## BEGIN Data provided

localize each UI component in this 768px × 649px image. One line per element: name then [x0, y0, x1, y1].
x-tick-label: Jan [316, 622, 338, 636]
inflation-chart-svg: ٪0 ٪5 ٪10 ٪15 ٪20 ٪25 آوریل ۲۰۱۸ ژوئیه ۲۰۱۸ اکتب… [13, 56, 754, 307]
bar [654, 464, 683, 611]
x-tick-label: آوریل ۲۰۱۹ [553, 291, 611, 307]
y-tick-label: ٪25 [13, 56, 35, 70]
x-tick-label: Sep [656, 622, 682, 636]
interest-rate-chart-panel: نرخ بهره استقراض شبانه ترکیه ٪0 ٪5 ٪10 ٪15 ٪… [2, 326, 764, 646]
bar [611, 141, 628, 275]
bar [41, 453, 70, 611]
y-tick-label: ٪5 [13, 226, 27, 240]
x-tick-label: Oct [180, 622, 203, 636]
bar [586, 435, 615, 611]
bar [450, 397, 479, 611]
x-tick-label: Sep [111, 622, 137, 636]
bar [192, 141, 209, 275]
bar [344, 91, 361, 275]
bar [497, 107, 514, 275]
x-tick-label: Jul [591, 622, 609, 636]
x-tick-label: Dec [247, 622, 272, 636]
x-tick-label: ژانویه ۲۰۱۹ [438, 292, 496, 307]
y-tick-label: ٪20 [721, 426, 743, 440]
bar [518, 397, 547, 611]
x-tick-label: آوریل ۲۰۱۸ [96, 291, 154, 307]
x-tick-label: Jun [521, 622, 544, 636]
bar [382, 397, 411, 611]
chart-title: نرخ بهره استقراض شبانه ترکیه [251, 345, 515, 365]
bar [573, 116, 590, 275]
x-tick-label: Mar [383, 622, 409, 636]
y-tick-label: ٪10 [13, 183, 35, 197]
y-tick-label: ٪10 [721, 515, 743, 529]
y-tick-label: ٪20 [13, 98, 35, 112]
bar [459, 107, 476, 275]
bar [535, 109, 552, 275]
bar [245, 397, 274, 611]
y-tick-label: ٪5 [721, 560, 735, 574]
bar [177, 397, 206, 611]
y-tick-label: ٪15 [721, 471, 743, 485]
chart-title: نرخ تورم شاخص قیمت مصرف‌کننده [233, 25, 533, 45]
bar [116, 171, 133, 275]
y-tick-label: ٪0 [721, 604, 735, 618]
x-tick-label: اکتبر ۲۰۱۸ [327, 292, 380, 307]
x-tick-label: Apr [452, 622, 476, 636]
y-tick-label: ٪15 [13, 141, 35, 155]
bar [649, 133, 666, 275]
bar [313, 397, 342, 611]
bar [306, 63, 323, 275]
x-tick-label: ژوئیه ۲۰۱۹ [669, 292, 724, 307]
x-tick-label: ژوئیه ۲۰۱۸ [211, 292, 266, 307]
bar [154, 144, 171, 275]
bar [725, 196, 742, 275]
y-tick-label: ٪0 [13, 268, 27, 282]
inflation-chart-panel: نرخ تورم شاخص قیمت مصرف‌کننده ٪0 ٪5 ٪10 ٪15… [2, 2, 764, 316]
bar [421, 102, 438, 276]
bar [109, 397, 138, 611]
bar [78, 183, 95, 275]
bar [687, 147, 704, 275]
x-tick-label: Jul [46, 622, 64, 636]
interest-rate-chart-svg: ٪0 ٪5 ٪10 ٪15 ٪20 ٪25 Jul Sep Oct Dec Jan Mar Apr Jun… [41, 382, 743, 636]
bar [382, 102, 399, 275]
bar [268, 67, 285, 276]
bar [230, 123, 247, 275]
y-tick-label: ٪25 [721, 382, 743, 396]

## END Data provided

> [What you will do]:
Output every line of the listing above as a JSON list of strings, one string per line, leaving out any blank lines.

> [Answer]:
[
  "localize each UI component in this 768px × 649px image. One line per element: name then [x0, y0, x1, y1].",
  "x-tick-label: Jan [316, 622, 338, 636]",
  "inflation-chart-svg: ٪0 ٪5 ٪10 ٪15 ٪20 ٪25 آوریل ۲۰۱۸ ژوئیه ۲۰۱۸ اکتب… [13, 56, 754, 307]",
  "bar [654, 464, 683, 611]",
  "x-tick-label: آوریل ۲۰۱۹ [553, 291, 611, 307]",
  "y-tick-label: ٪25 [13, 56, 35, 70]",
  "x-tick-label: Sep [656, 622, 682, 636]",
  "interest-rate-chart-panel: نرخ بهره استقراض شبانه ترکیه ٪0 ٪5 ٪10 ٪15 ٪… [2, 326, 764, 646]",
  "bar [611, 141, 628, 275]",
  "bar [41, 453, 70, 611]",
  "y-tick-label: ٪5 [13, 226, 27, 240]",
  "x-tick-label: Oct [180, 622, 203, 636]",
  "bar [586, 435, 615, 611]",
  "bar [450, 397, 479, 611]",
  "x-tick-label: Sep [111, 622, 137, 636]",
  "bar [192, 141, 209, 275]",
  "bar [344, 91, 361, 275]",
  "bar [497, 107, 514, 275]",
  "x-tick-label: Jul [591, 622, 609, 636]",
  "x-tick-label: Dec [247, 622, 272, 636]",
  "x-tick-label: ژانویه ۲۰۱۹ [438, 292, 496, 307]",
  "y-tick-label: ٪20 [721, 426, 743, 440]",
  "bar [518, 397, 547, 611]",
  "x-tick-label: آوریل ۲۰۱۸ [96, 291, 154, 307]",
  "x-tick-label: Jun [521, 622, 544, 636]",
  "bar [382, 397, 411, 611]",
  "chart-title: نرخ بهره استقراض شبانه ترکیه [251, 345, 515, 365]",
  "bar [573, 116, 590, 275]",
  "x-tick-label: Mar [383, 622, 409, 636]",
  "y-tick-label: ٪10 [13, 183, 35, 197]",
  "y-tick-label: ٪10 [721, 515, 743, 529]",
  "y-tick-label: ٪20 [13, 98, 35, 112]",
  "bar [459, 107, 476, 275]",
  "bar [535, 109, 552, 275]",
  "bar [245, 397, 274, 611]",
  "y-tick-label: ٪5 [721, 560, 735, 574]",
  "bar [177, 397, 206, 611]",
  "y-tick-label: ٪15 [721, 471, 743, 485]",
  "chart-title: نرخ تورم شاخص قیمت مصرف‌کننده [233, 25, 533, 45]",
  "bar [116, 171, 133, 275]",
  "y-tick-label: ٪0 [721, 604, 735, 618]",
  "x-tick-label: اکتبر ۲۰۱۸ [327, 292, 380, 307]",
  "x-tick-label: Apr [452, 622, 476, 636]",
  "y-tick-label: ٪15 [13, 141, 35, 155]",
  "bar [649, 133, 666, 275]",
  "bar [313, 397, 342, 611]",
  "bar [306, 63, 323, 275]",
  "x-tick-label: ژوئیه ۲۰۱۹ [669, 292, 724, 307]",
  "x-tick-label: ژوئیه ۲۰۱۸ [211, 292, 266, 307]",
  "bar [154, 144, 171, 275]",
  "bar [725, 196, 742, 275]",
  "y-tick-label: ٪0 [13, 268, 27, 282]",
  "inflation-chart-panel: نرخ تورم شاخص قیمت مصرف‌کننده ٪0 ٪5 ٪10 ٪15… [2, 2, 764, 316]",
  "bar [421, 102, 438, 276]",
  "bar [109, 397, 138, 611]",
  "bar [78, 183, 95, 275]",
  "bar [687, 147, 704, 275]",
  "x-tick-label: Jul [46, 622, 64, 636]",
  "interest-rate-chart-svg: ٪0 ٪5 ٪10 ٪15 ٪20 ٪25 Jul Sep Oct Dec Jan Mar Apr Jun… [41, 382, 743, 636]",
  "bar [382, 102, 399, 275]",
  "bar [268, 67, 285, 276]",
  "bar [230, 123, 247, 275]",
  "y-tick-label: ٪25 [721, 382, 743, 396]"
]